Output each entry verbatim and exclude every picture from it.

Data entries:
§ §
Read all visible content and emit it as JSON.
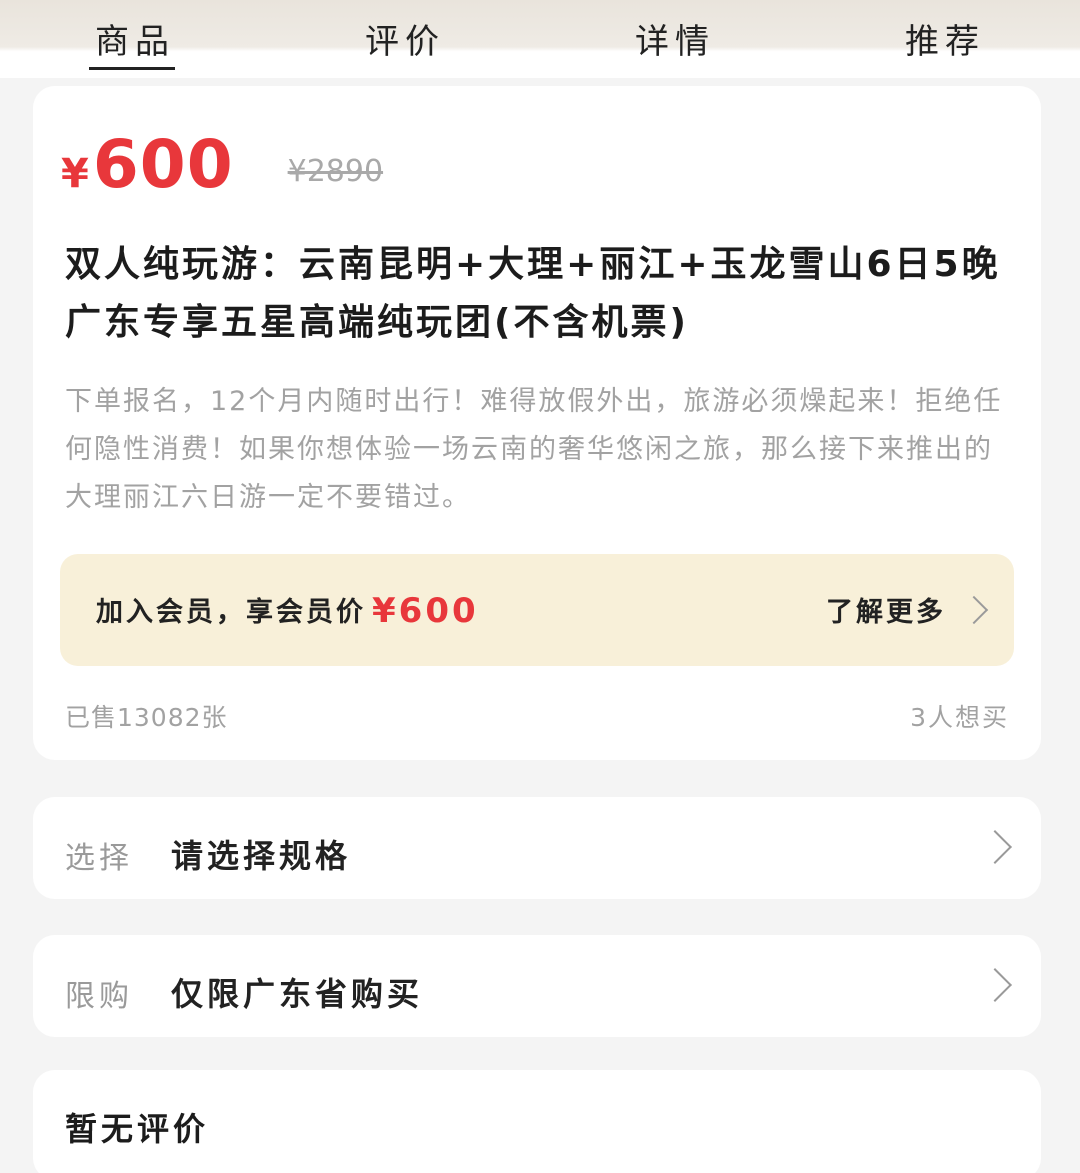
{
  "tabs": [
    {
      "label": "商品",
      "active": true
    },
    {
      "label": "评价",
      "active": false
    },
    {
      "label": "详情",
      "active": false
    },
    {
      "label": "推荐",
      "active": false
    }
  ],
  "product": {
    "currency": "¥",
    "price": "600",
    "original_price": "¥2890",
    "title": "双人纯玩游：云南昆明+大理+丽江+玉龙雪山6日5晚 广东专享五星高端纯玩团(不含机票)",
    "description": "下单报名，12个月内随时出行！难得放假外出，旅游必须燥起来！拒绝任何隐性消费！如果你想体验一场云南的奢华悠闲之旅，那么接下来推出的大理丽江六日游一定不要错过。",
    "sold": "已售13082张",
    "want": "3人想买"
  },
  "member": {
    "text": "加入会员，享会员价",
    "price": "¥600",
    "more": "了解更多"
  },
  "options": {
    "select_label": "选择",
    "select_value": "请选择规格",
    "limit_label": "限购",
    "limit_value": "仅限广东省购买"
  },
  "reviews": {
    "empty": "暂无评价"
  },
  "colors": {
    "accent_red": "#e8373b",
    "member_bg": "#f8f0d9"
  }
}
§ §
◆ **Exercise result**
Read all visible content and emit it as JSON.
{
  "tabs": [
    {
      "label": "商品",
      "active": true
    },
    {
      "label": "评价",
      "active": false
    },
    {
      "label": "详情",
      "active": false
    },
    {
      "label": "推荐",
      "active": false
    }
  ],
  "product": {
    "currency": "¥",
    "price": "600",
    "original_price": "¥2890",
    "title": "双人纯玩游：云南昆明+大理+丽江+玉龙雪山6日5晚 广东专享五星高端纯玩团(不含机票)",
    "description": "下单报名，12个月内随时出行！难得放假外出，旅游必须燥起来！拒绝任何隐性消费！如果你想体验一场云南的奢华悠闲之旅，那么接下来推出的大理丽江六日游一定不要错过。",
    "sold": "已售13082张",
    "want": "3人想买"
  },
  "member": {
    "text": "加入会员，享会员价",
    "price": "¥600",
    "more": "了解更多"
  },
  "options": {
    "select_label": "选择",
    "select_value": "请选择规格",
    "limit_label": "限购",
    "limit_value": "仅限广东省购买"
  },
  "reviews": {
    "empty": "暂无评价"
  },
  "colors": {
    "accent_red": "#e8373b",
    "member_bg": "#f8f0d9"
  }
}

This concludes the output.